Collected data:
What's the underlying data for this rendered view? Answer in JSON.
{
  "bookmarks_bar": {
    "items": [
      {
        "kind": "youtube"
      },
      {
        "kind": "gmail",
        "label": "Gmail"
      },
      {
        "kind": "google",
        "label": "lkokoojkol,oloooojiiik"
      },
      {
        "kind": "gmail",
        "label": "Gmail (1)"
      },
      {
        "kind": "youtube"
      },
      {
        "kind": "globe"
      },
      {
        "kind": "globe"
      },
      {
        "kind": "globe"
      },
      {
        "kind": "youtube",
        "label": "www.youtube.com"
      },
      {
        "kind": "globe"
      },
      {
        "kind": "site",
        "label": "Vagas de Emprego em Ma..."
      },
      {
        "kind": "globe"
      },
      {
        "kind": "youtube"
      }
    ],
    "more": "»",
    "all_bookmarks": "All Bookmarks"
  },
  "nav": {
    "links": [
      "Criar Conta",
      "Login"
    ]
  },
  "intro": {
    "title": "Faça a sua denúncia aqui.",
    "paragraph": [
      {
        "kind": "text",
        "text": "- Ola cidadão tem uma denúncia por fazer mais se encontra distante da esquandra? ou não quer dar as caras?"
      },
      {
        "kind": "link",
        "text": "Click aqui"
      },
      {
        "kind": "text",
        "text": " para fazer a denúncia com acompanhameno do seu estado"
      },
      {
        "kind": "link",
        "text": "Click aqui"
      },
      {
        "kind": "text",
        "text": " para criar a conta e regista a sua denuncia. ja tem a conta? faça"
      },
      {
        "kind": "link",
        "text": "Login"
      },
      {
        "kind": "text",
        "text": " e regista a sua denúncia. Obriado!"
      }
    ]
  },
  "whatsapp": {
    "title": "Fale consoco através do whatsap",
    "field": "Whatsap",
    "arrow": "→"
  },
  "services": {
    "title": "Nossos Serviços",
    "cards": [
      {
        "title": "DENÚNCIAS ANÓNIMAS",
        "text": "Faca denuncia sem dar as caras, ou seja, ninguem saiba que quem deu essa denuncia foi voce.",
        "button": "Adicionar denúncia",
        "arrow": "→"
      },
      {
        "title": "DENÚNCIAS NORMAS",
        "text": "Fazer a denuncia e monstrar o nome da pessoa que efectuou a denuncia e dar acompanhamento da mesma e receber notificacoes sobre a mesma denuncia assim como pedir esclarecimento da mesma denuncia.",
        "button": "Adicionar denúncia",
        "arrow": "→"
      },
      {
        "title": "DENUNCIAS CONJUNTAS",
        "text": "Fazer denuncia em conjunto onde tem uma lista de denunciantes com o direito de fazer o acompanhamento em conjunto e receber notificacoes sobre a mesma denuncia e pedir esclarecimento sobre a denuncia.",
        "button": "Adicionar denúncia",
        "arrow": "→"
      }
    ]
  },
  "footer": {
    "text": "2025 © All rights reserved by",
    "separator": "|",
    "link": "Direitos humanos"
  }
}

Task details: Return each line where "notificacoes" shows up.

Worked answer:
        "text": "Fazer a denuncia e monstrar o nome da pessoa que efectuou a denuncia e dar acompanhamento da mesma e receber notificacoes sobre a mesma denuncia assim como pedir esclarecimento da mesma denuncia.",
        "text": "Fazer denuncia em conjunto onde tem uma lista de denunciantes com o direito de fazer o acompanhamento em conjunto e receber notificacoes sobre a mesma denuncia e pedir esclarecimento sobre a denuncia.",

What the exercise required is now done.